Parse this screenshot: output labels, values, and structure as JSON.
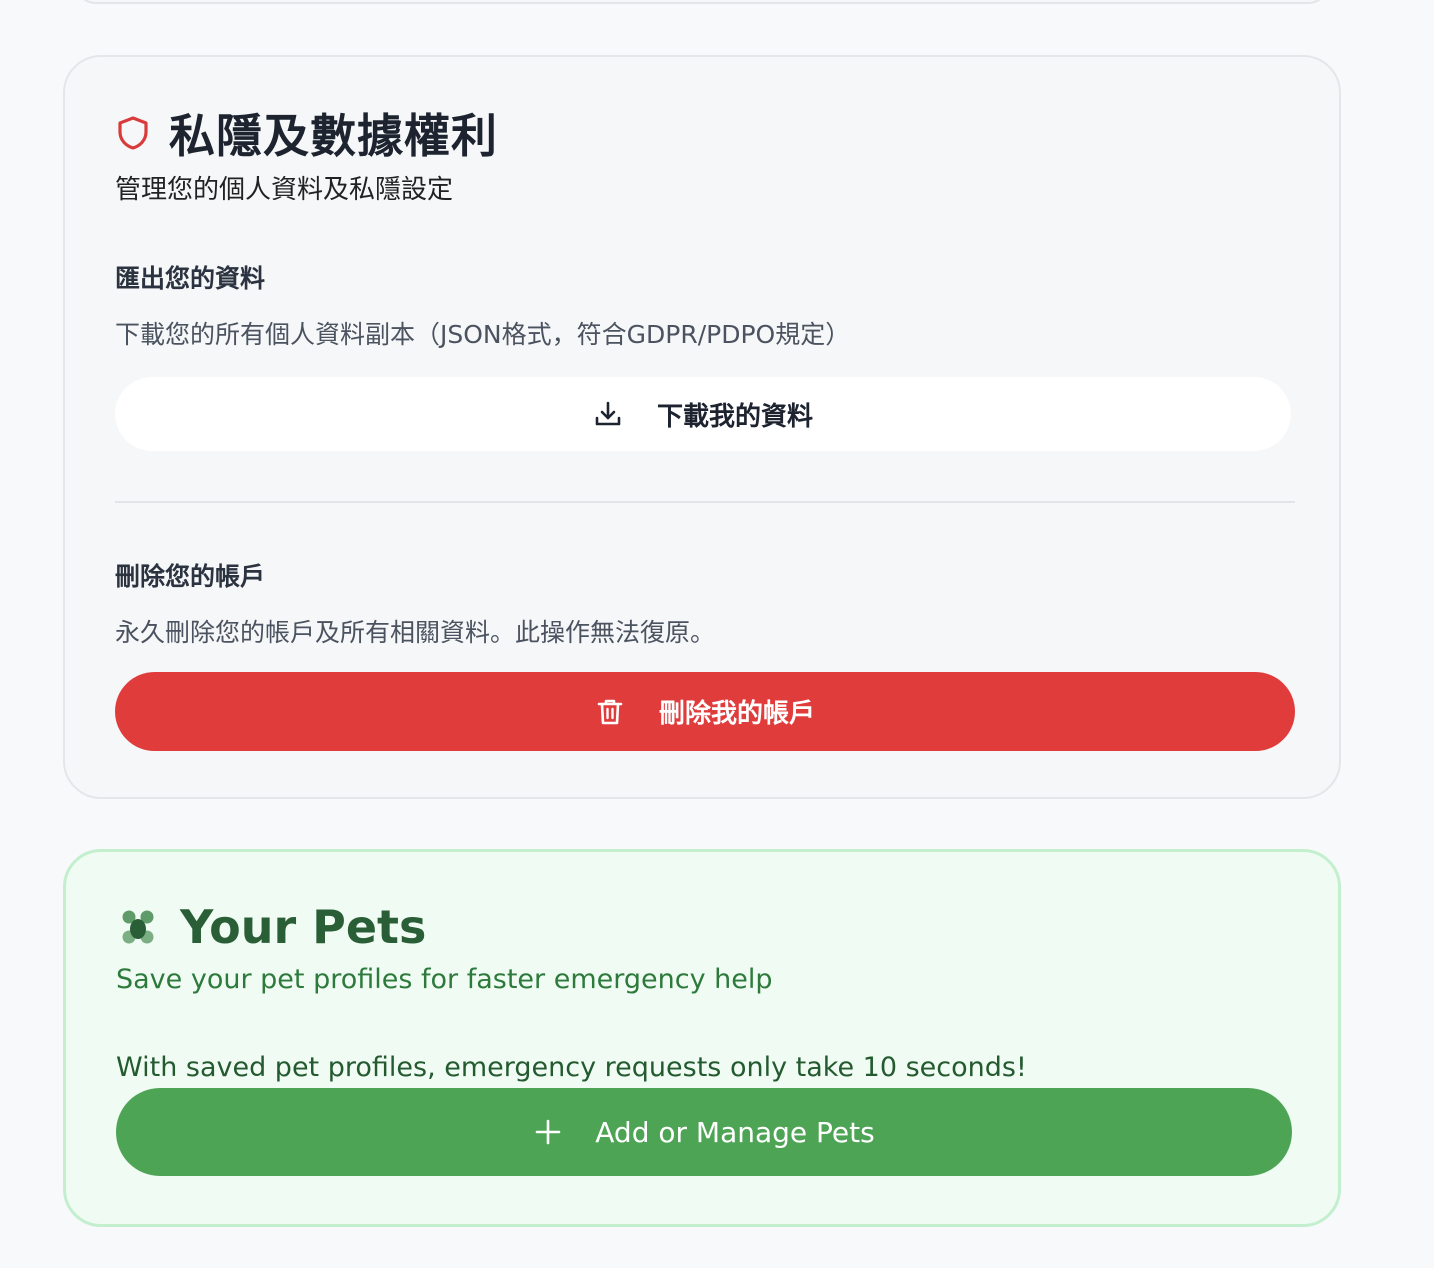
{
  "privacy": {
    "title": "私隱及數據權利",
    "subtitle": "管理您的個人資料及私隱設定",
    "export": {
      "heading": "匯出您的資料",
      "description": "下載您的所有個人資料副本（JSON格式，符合GDPR/PDPO規定）",
      "button_label": "下載我的資料"
    },
    "delete": {
      "heading": "刪除您的帳戶",
      "description": "永久刪除您的帳戶及所有相關資料。此操作無法復原。",
      "button_label": "刪除我的帳戶"
    }
  },
  "pets": {
    "title": "Your Pets",
    "subtitle": "Save your pet profiles for faster emergency help",
    "info": "With saved pet profiles, emergency requests only take 10 seconds!",
    "button_label": "Add or Manage Pets"
  },
  "colors": {
    "danger": "#e13c3c",
    "success": "#4ea455",
    "shield_icon": "#d93a3a",
    "pets_title": "#2a5e36"
  },
  "icons": {
    "privacy": "shield-icon",
    "download": "download-icon",
    "delete": "trash-icon",
    "pets": "paw-icon",
    "add": "plus-icon"
  }
}
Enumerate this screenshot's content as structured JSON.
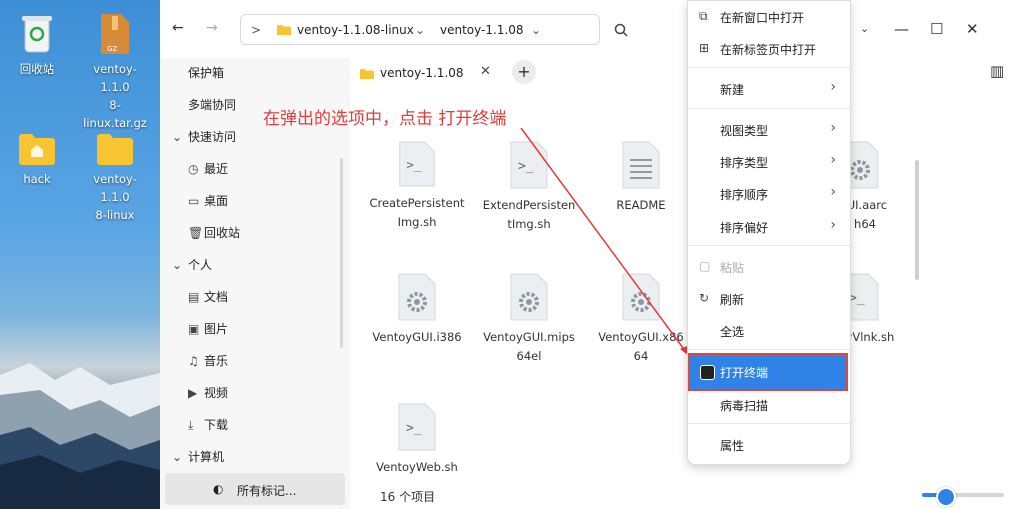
{
  "desktop": {
    "icons": [
      {
        "label": "回收站",
        "icon": "trash-icon"
      },
      {
        "label": "ventoy-1.1.08-linux.tar.gz",
        "label_line1": "ventoy-1.1.0",
        "label_line2": "8-linux.tar.gz",
        "icon": "archive-icon",
        "badge": "GZ"
      },
      {
        "label": "hack",
        "icon": "folder-icon"
      },
      {
        "label": "ventoy-1.1.08-linux",
        "label_line1": "ventoy-1.1.0",
        "label_line2": "8-linux",
        "icon": "folder-icon"
      }
    ]
  },
  "toolbar": {
    "back_icon": "←",
    "forward_icon": "→",
    "path_toggle": ">",
    "breadcrumb": [
      "ventoy-1.1.08-linux",
      "ventoy-1.1.08"
    ],
    "search_icon": "search-icon",
    "minimize": "—",
    "maximize": "☐",
    "close": "✕",
    "view_toggle": "▥"
  },
  "sidebar": {
    "items": [
      {
        "label": "保护箱"
      },
      {
        "label": "多端协同"
      },
      {
        "label": "快速访问",
        "expanded": true
      },
      {
        "label": "最近"
      },
      {
        "label": "桌面"
      },
      {
        "label": "回收站"
      },
      {
        "label": "个人",
        "expanded": true
      },
      {
        "label": "文档"
      },
      {
        "label": "图片"
      },
      {
        "label": "音乐"
      },
      {
        "label": "视频"
      },
      {
        "label": "下载"
      },
      {
        "label": "计算机",
        "expanded": true
      },
      {
        "label": "所有标记..."
      }
    ]
  },
  "tabs": [
    {
      "label": "ventoy-1.1.08",
      "active": true
    }
  ],
  "new_tab": "+",
  "files": [
    {
      "name_l1": "CreatePersistent",
      "name_l2": "Img.sh",
      "kind": "script"
    },
    {
      "name_l1": "ExtendPersisten",
      "name_l2": "tImg.sh",
      "kind": "script"
    },
    {
      "name_l1": "README",
      "name_l2": "",
      "kind": "text"
    },
    {
      "name_l1": "oyGUI.aarc",
      "name_l2": "h64",
      "kind": "binary"
    },
    {
      "name_l1": "VentoyGUI.i386",
      "name_l2": "",
      "kind": "binary"
    },
    {
      "name_l1": "VentoyGUI.mips",
      "name_l2": "64el",
      "kind": "binary"
    },
    {
      "name_l1": "VentoyGUI.x86",
      "name_l2": "64",
      "kind": "binary"
    },
    {
      "name_l1": "toyVlnk.sh",
      "name_l2": "",
      "kind": "script"
    },
    {
      "name_l1": "VentoyWeb.sh",
      "name_l2": "",
      "kind": "script"
    }
  ],
  "status": {
    "count": "16 个项目"
  },
  "annotation": "在弹出的选项中，点击 打开终端",
  "context_menu": {
    "items": [
      {
        "label": "在新窗口中打开",
        "icon": "new-window-icon"
      },
      {
        "label": "在新标签页中打开",
        "icon": "new-tab-icon"
      },
      {
        "label": "新建",
        "submenu": true
      },
      {
        "label": "视图类型",
        "submenu": true
      },
      {
        "label": "排序类型",
        "submenu": true
      },
      {
        "label": "排序顺序",
        "submenu": true
      },
      {
        "label": "排序偏好",
        "submenu": true
      },
      {
        "label": "粘贴",
        "icon": "paste-icon",
        "disabled": true
      },
      {
        "label": "刷新",
        "icon": "refresh-icon"
      },
      {
        "label": "全选"
      },
      {
        "label": "打开终端",
        "icon": "terminal-icon",
        "highlighted": true
      },
      {
        "label": "病毒扫描"
      },
      {
        "label": "属性"
      }
    ]
  },
  "colors": {
    "accent": "#2f83e6",
    "annotation": "#e23b3b",
    "folder": "#f7c531"
  }
}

****************************************

Exercise>
Find each line holding the string "description" and copy it out.

Response to the exercise>
      "description": "下載您的所有個人資料副本（JSON格式，符合GDPR/PDPO規定）",
      "description": "永久刪除您的帳戶及所有相關資料。此操作無法復原。",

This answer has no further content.